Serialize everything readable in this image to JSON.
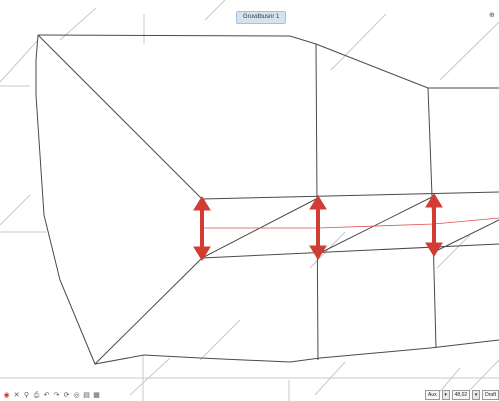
{
  "view_tab": {
    "label": "Gruvdbusnr 1"
  },
  "corner_icon": "pin-icon",
  "toolbar": {
    "buttons": [
      {
        "name": "record-icon",
        "glyph": "◉"
      },
      {
        "name": "cross-icon",
        "glyph": "✕"
      },
      {
        "name": "zoom-icon",
        "glyph": "🔍"
      },
      {
        "name": "print-icon",
        "glyph": "⎙"
      },
      {
        "name": "undo-icon",
        "glyph": "↶"
      },
      {
        "name": "redo-icon",
        "glyph": "↷"
      },
      {
        "name": "rotate-icon",
        "glyph": "⟳"
      },
      {
        "name": "eye-icon",
        "glyph": "◉"
      },
      {
        "name": "layers-icon",
        "glyph": "▤"
      },
      {
        "name": "grid-icon",
        "glyph": "▦"
      }
    ]
  },
  "status": {
    "field1": "Aux",
    "field2": "48,02",
    "field3": "Draft"
  },
  "colors": {
    "arrow": "#d23c33",
    "sightline": "#e05050",
    "lines": "#444444",
    "guides": "#bfbfbf"
  }
}
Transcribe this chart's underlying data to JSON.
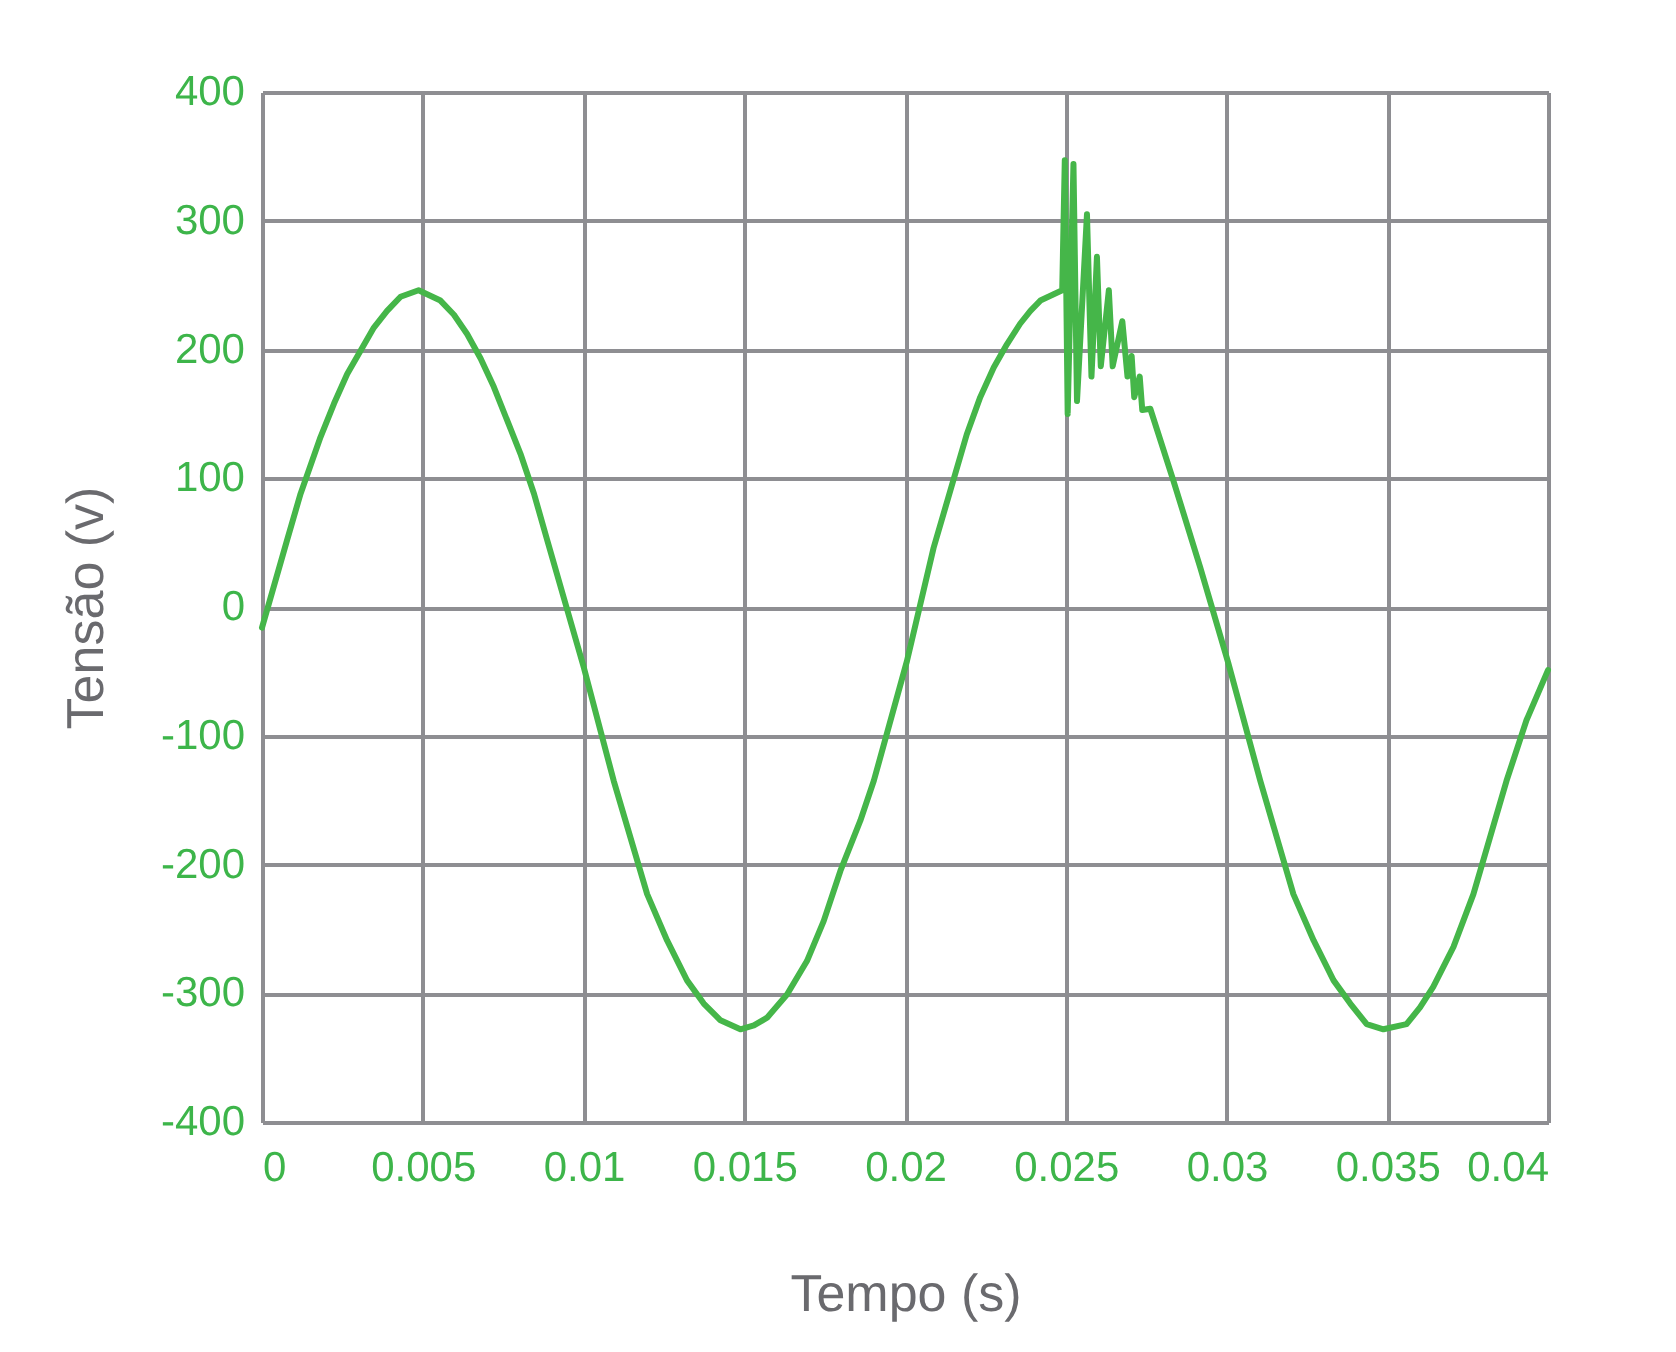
{
  "chart_data": {
    "type": "line",
    "xlabel": "Tempo (s)",
    "ylabel": "Tensão (v)",
    "x": [
      0,
      0.00078,
      0.0012,
      0.00182,
      0.00224,
      0.00265,
      0.00348,
      0.00389,
      0.00431,
      0.00487,
      0.00555,
      0.00597,
      0.00638,
      0.0068,
      0.00721,
      0.00804,
      0.00846,
      0.00887,
      0.01001,
      0.01094,
      0.01198,
      0.0126,
      0.01322,
      0.01374,
      0.01426,
      0.01488,
      0.0153,
      0.01571,
      0.01633,
      0.01695,
      0.01747,
      0.01799,
      0.01861,
      0.01903,
      0.02006,
      0.02089,
      0.02192,
      0.02234,
      0.02276,
      0.02317,
      0.02358,
      0.0239,
      0.02421,
      0.02489,
      0.02497,
      0.02506,
      0.02524,
      0.02535,
      0.02566,
      0.0258,
      0.02597,
      0.02609,
      0.02634,
      0.02646,
      0.02676,
      0.02692,
      0.02705,
      0.02713,
      0.0273,
      0.02738,
      0.02763,
      0.02835,
      0.02918,
      0.03005,
      0.03105,
      0.03208,
      0.03271,
      0.03333,
      0.03385,
      0.03436,
      0.03488,
      0.0356,
      0.03602,
      0.03643,
      0.03706,
      0.03768,
      0.03871,
      0.03933,
      0.04
    ],
    "series": [
      {
        "color": "#45b649",
        "values": [
          -16,
          52,
          88,
          132,
          158,
          181,
          217,
          230,
          241,
          246,
          238,
          227,
          212,
          193,
          171,
          119,
          88,
          52,
          -47,
          -135,
          -223,
          -259,
          -290,
          -308,
          -321,
          -328,
          -325,
          -319,
          -301,
          -275,
          -244,
          -205,
          -166,
          -135,
          -42,
          46,
          134,
          163,
          186,
          204,
          220,
          230,
          238,
          246,
          347,
          150,
          344,
          160,
          305,
          179,
          272,
          187,
          246,
          187,
          222,
          179,
          195,
          163,
          179,
          153,
          154,
          98,
          31,
          -43,
          -135,
          -223,
          -259,
          -290,
          -308,
          -324,
          -328,
          -324,
          -311,
          -295,
          -264,
          -223,
          -135,
          -88,
          -49
        ]
      }
    ],
    "xlim": [
      0,
      0.04
    ],
    "xticks": [
      0,
      0.005,
      0.01,
      0.015,
      0.02,
      0.025,
      0.03,
      0.035,
      0.04
    ],
    "ylim": [
      -400,
      400
    ],
    "yticks": [
      -400,
      -300,
      -200,
      -100,
      0,
      100,
      200,
      300,
      400
    ],
    "grid": true
  }
}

• WRITTEN REQUEST: From the listing above, copy every line that includes the word "glyph".

• FINISHED ANSWER:
        "glyph": "◉"
        "glyph": "✕"
        "glyph": "🔍"
        "glyph": "⎙"
        "glyph": "↶"
        "glyph": "↷"
        "glyph": "⟳"
        "glyph": "◉"
        "glyph": "▤"
        "glyph": "▦"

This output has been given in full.